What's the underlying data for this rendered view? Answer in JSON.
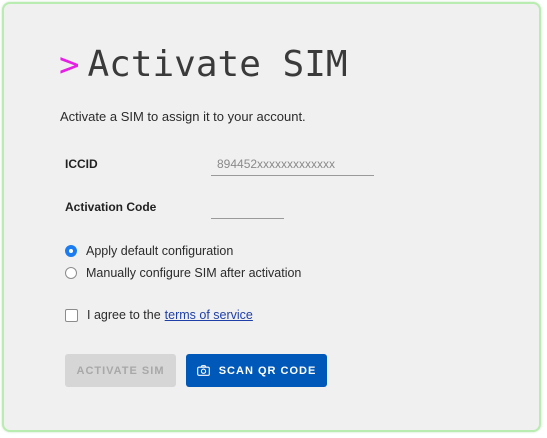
{
  "header": {
    "prompt_symbol": ">",
    "title": "Activate SIM",
    "subtitle": "Activate a SIM to assign it to your account."
  },
  "form": {
    "iccid": {
      "label": "ICCID",
      "placeholder": "894452xxxxxxxxxxxxx",
      "value": ""
    },
    "activation_code": {
      "label": "Activation Code",
      "value": ""
    },
    "configuration_options": [
      {
        "label": "Apply default configuration",
        "selected": true
      },
      {
        "label": "Manually configure SIM after activation",
        "selected": false
      }
    ],
    "terms": {
      "prefix": "I agree to the",
      "link_text": "terms of service",
      "checked": false
    }
  },
  "actions": {
    "activate_label": "ACTIVATE SIM",
    "activate_enabled": false,
    "scan_label": "SCAN QR CODE"
  },
  "colors": {
    "accent_prompt": "#e61ee6",
    "primary_button": "#0058b8",
    "radio_selected": "#1a7cf0",
    "link": "#1f3fa8",
    "card_border": "#b9ecb0"
  }
}
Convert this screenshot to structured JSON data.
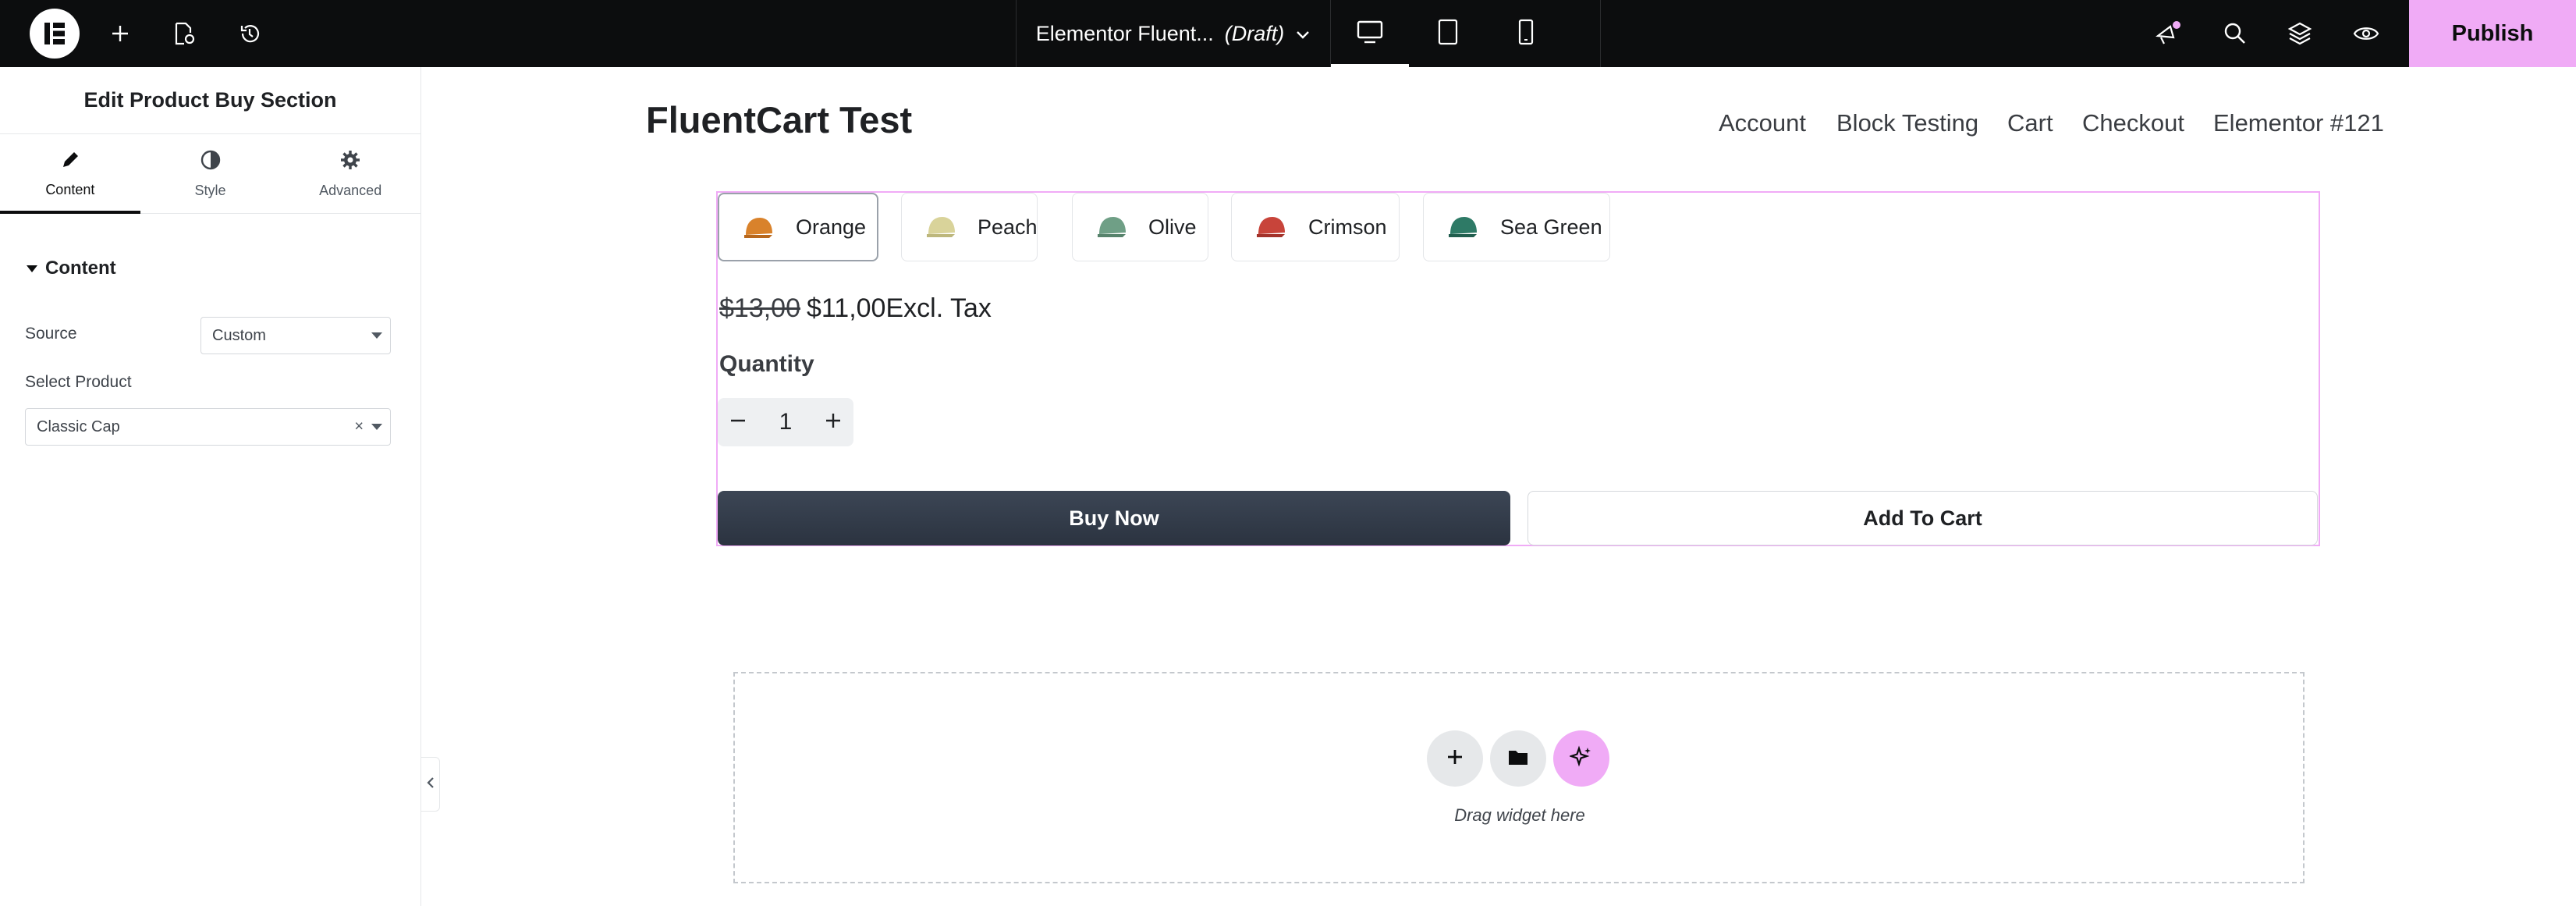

########################################

- [Your instructions] Set each line of the records down exactly, leaving every picture out.

- [Answer to this problem]
What's the underlying data for this rendered view? Answer in JSON.
{
  "header": {
    "prompt_symbol": ">",
    "title": "Activate SIM",
    "subtitle": "Activate a SIM to assign it to your account."
  },
  "form": {
    "iccid": {
      "label": "ICCID",
      "placeholder": "894452xxxxxxxxxxxxx",
      "value": ""
    },
    "activation_code": {
      "label": "Activation Code",
      "value": ""
    },
    "configuration_options": [
      {
        "label": "Apply default configuration",
        "selected": true
      },
      {
        "label": "Manually configure SIM after activation",
        "selected": false
      }
    ],
    "terms": {
      "prefix": "I agree to the",
      "link_text": "terms of service",
      "checked": false
    }
  },
  "actions": {
    "activate_label": "ACTIVATE SIM",
    "activate_enabled": false,
    "scan_label": "SCAN QR CODE"
  },
  "colors": {
    "accent_prompt": "#e61ee6",
    "primary_button": "#0058b8",
    "radio_selected": "#1a7cf0",
    "link": "#1f3fa8",
    "card_border": "#b9ecb0"
  }
}
Convert this screenshot to structured JSON data.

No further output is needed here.